SOURCE ->
________________________

In 1927, the Eastern League folded, but was quickly reformed into the American Negro League. The teams in the new American Negro League were the same ones from the Eastern League, with the exception of the Brooklyn Royal Giants which had folded and the addition of the Homestead Grays. The American Negro League lasted just one season. The Negro National League folded after the 1931 season. Some of its teams joined the only Negro league left, the Negro Southern League.

 

Just as Negro league baseball seemed was at its lowest point and was about to fade into history, along came Cumberland Posey and his Homestead Grays. Posey used the popularity of the Grays as a foundation of a new Negro league in 1932, the East-West League. Joining his Homestead Grays, were the Cleveland Stars, Newark Browns, Washington Pilots, Detroit Wolves, Hillsdale Daises, Baltimore Black Sox, and the Midwest edition of the Cuban Stars. By May 1932, the Detroit Wolves were about to collapse and instead of letting the team go, Posey kept pumping money into it. By June the Wolves had disintegrated and all the rest of the teams, except for the Grays, were beyond help, so Posey had to terminate the league.

 

Across town from Posey, Gus Greenlee, a reputed gangster and numbers runner, had just purchased the Pittsburgh Crawfords. Greenlee's main interest in baseball was to use it as a way to launder money from his numbers games. But, after learning about Posey's money making machine in Homestead, he became obsessed with the sport and his Crawfords. On August 6, 1931, Satchel Paige made his first appearance as a Crawford. With Paige on his team, Greenlee took a huge risk by investing $100,000 in a new ballpark to be called Greenlee Field. On opening day, April 30, 1932, the pitcher-catcher battery was made up of the two most marketable icons in all of blackball: Satchel Paige and Josh Gibson.

 

In 1933, Greenlee, riding the popularity of his Crawfords, decided to be the next man to start a Negro league. In February 1933, Greenlee and delegates from six other teams met at Greenlee's Crawford Grill to ratify the constitution of the National Organization of Professional Baseball Clubs. The name of the new league was the same as the old league, Negro National League. The members of the new league were the Pittsburgh Crawfords, Columbus Blue Birds, Indianapolis ABCs, Baltimore Black Sox, Brooklyn Royal Giants, Cole's American Giants (formerly the Chicago American Giants and Nashville Elite Giants. Greenlee also came up with the idea to duplicate the Major League Baseball All-Star Game, except, unlike the big league method, in which the sportswriters chose the players, the fans voted on the participants.

 

The new version of the Negro National League did well enough that it admitted two more teams for the 1934 season, the Philadelphia Stars and Newark Dodgers. The league continued to thrive despite the departure of its number one star, Paige, who chose to play for more money in Bismarck, North Dakota. Paige returned to the Crawfords for the 1936 season, much to the delight of Greenlee.

________________________

DATA SEGMENT ->
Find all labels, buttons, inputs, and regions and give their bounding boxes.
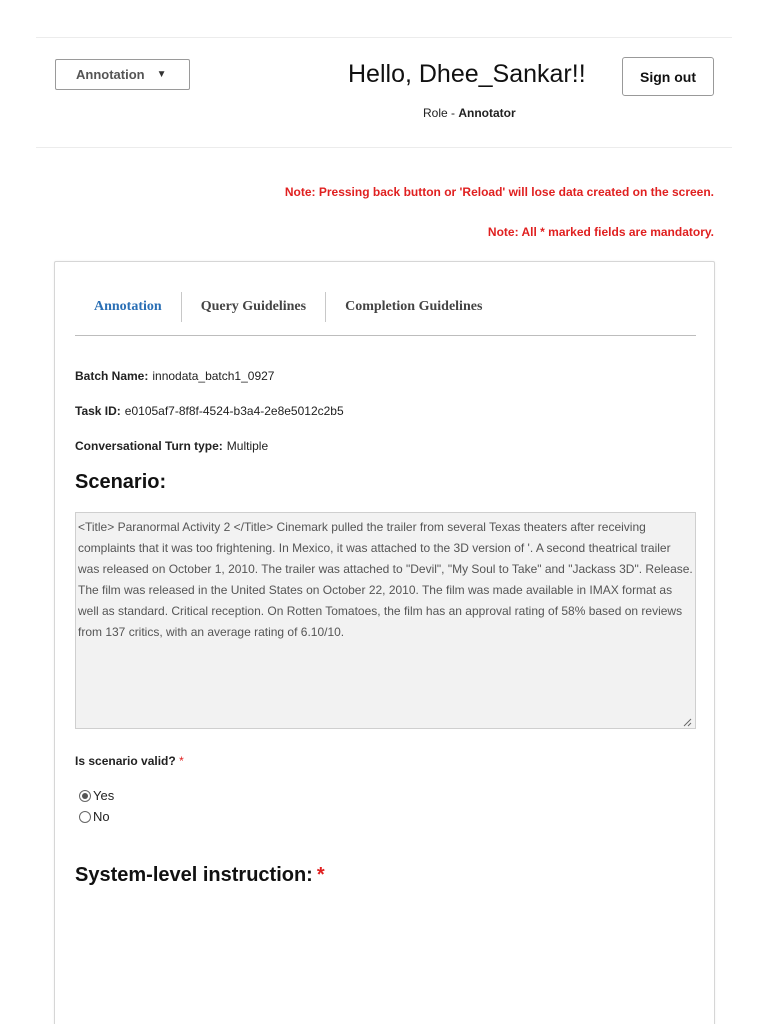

________________________

TASKS TO CARRY OUT ->
(a) Print the part of the Negro leagues history that opens with the words containing "Just as Negro" and closes with "terminate the league.", copied word for word.
(b) Carry on the Negro leagues history from where it stops, starting after its last sentence.

RESPONSES TO THE EXERCISE ->
(a)
Just as Negro league baseball seemed was at its lowest point and was about to fade into history, along came Cumberland Posey and his Homestead Grays. Posey used the popularity of the Grays as a foundation of a new Negro league in 1932, the East-West League. Joining his Homestead Grays, were the Cleveland Stars, Newark Browns, Washington Pilots, Detroit Wolves, Hillsdale Daises, Baltimore Black Sox, and the Midwest edition of the Cuban Stars. By May 1932, the Detroit Wolves were about to collapse and instead of letting the team go, Posey kept pumping money into it. By June the Wolves had disintegrated and all the rest of the teams, except for the Grays, were beyond help, so Posey had to terminate the league.

(b)
In 1937, Greenlee gave his blessing for J.L. Wilkerson to create a new Negro league in the Midwest, the Negro American League. The teams that made up the league were the Chicago American Giants (shifting to its appropriate geographical conference), Birmingham Black Barons, Cincinnati Tigers, Detroit Stars, Indianapolis Athletics, Kansas City Monarchs, Memphis Red Sox and St. Louis Stars. But before the beginning of the season, Paige signed to play in the Dominican Republic and took six other men with him, including Gibson and Bell. As a result, the league banned its number one player, Paige. Midway through the 1937 season, Greenlee was ousted as president in a coup led by Posey. After the season, the league rescinded the bans on the players that left and Greenlee ended up selling Paige's contract to Effa Manley's Newark Eagles. Instead of playing for the Eagles, Paige jumped to the Mexican League. In a meeting with other team owners, the Eagles threatened to pull out of the league, and take several teams with them, if the Paige issue wasn't resolved. The Eagles signed two players from the Toledo Crawfords in exchange for letting go of the rights to Paige, narrowly averting disaster for the Negro National League. In late September 1940, Paige made his debut with the Kansas City Monarchs.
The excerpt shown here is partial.